What you should do:
In the material below, the lines containing the word "this" are required; copy each of them.

Recorded data
****
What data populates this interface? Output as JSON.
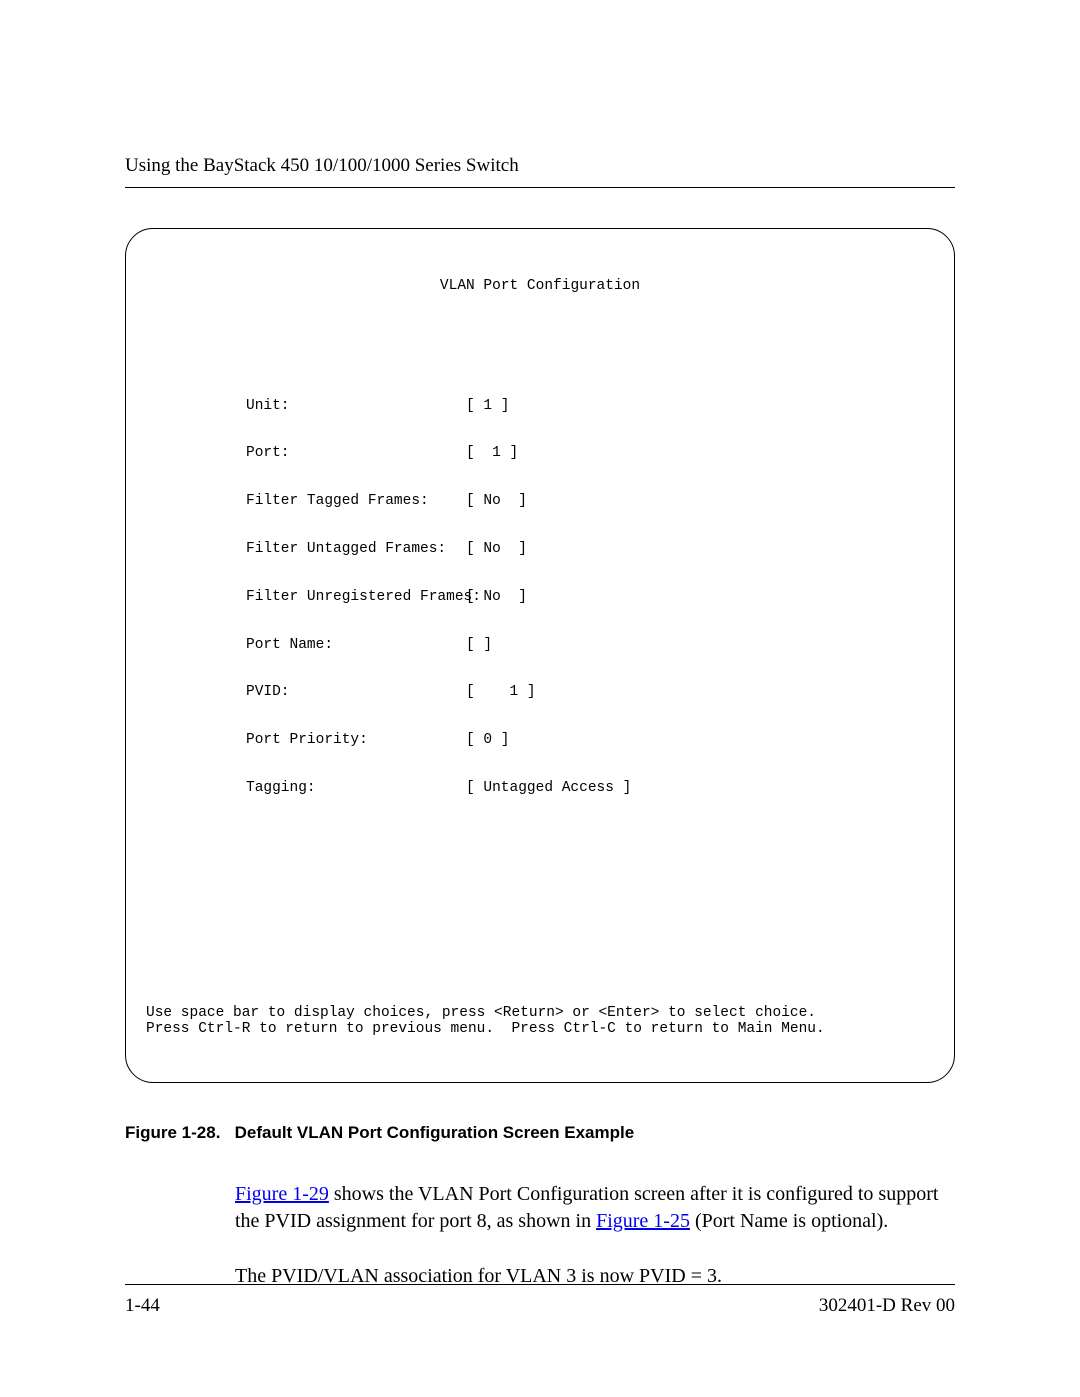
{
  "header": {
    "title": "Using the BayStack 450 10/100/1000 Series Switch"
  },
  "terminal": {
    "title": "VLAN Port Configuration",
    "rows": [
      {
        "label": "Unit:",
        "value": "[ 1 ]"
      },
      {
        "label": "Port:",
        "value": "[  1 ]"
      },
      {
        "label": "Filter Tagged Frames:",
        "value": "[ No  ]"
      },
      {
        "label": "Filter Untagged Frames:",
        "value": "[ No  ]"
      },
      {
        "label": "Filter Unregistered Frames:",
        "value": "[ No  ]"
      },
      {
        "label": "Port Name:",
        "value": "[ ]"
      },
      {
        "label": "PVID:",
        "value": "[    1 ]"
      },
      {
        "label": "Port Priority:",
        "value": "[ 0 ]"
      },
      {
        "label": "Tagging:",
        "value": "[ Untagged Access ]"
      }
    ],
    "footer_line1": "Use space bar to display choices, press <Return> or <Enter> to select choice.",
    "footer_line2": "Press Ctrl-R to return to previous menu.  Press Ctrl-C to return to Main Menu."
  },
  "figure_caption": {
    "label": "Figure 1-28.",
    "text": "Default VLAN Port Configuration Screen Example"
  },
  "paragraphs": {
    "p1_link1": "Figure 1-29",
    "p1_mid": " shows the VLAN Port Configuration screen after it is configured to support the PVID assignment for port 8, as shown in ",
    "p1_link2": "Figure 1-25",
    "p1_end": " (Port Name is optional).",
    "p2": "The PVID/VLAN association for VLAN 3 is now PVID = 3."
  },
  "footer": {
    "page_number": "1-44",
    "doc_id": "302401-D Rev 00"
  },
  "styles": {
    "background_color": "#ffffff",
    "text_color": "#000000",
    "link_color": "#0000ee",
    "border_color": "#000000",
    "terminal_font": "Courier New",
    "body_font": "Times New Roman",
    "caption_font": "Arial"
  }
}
****
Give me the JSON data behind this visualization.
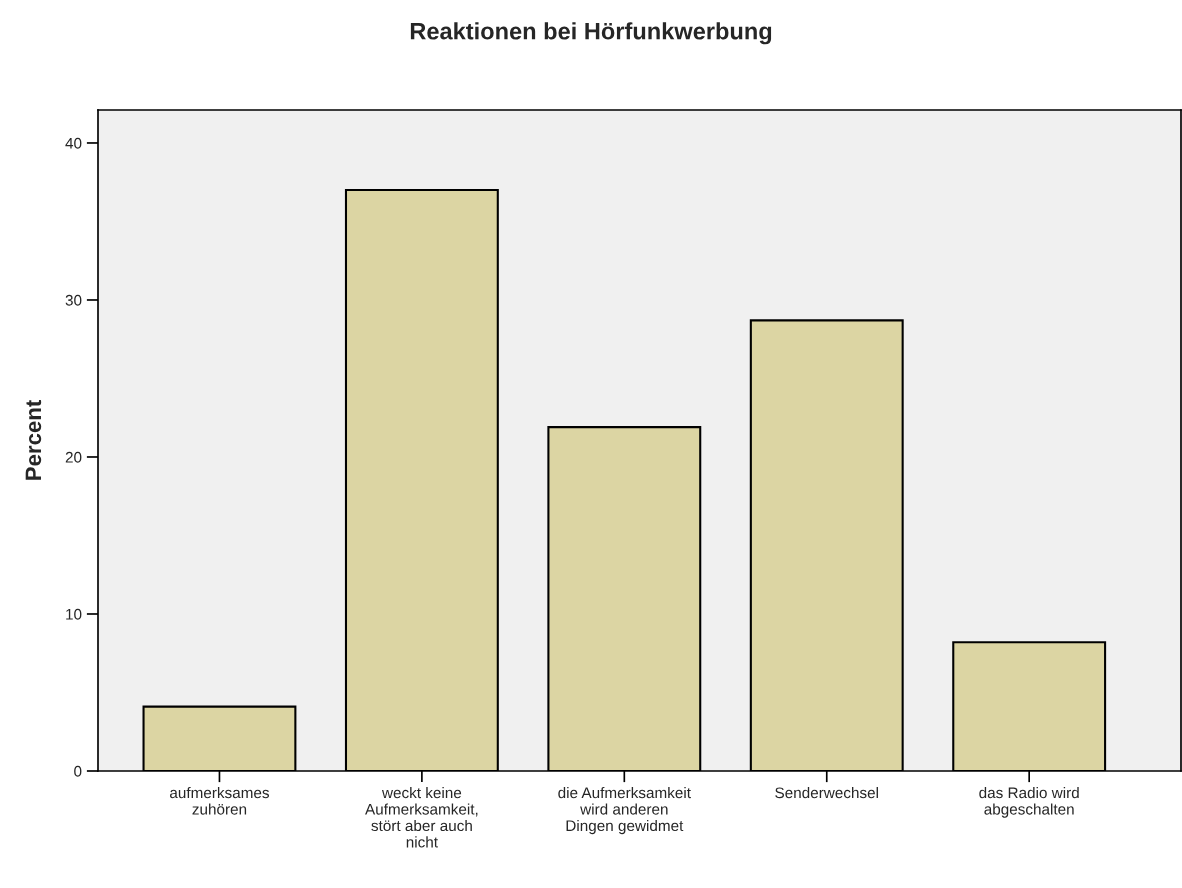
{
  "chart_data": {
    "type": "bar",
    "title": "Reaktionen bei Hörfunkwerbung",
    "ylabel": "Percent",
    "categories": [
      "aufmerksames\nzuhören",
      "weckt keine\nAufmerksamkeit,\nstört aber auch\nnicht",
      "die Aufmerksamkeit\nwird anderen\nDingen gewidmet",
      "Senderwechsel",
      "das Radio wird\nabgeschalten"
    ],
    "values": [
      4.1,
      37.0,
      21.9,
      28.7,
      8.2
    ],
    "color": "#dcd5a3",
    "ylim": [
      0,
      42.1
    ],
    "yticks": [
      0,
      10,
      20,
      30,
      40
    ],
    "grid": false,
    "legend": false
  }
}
****
Exercise output:
What data populates this interface? Output as JSON.
Give me the JSON data behind this visualization.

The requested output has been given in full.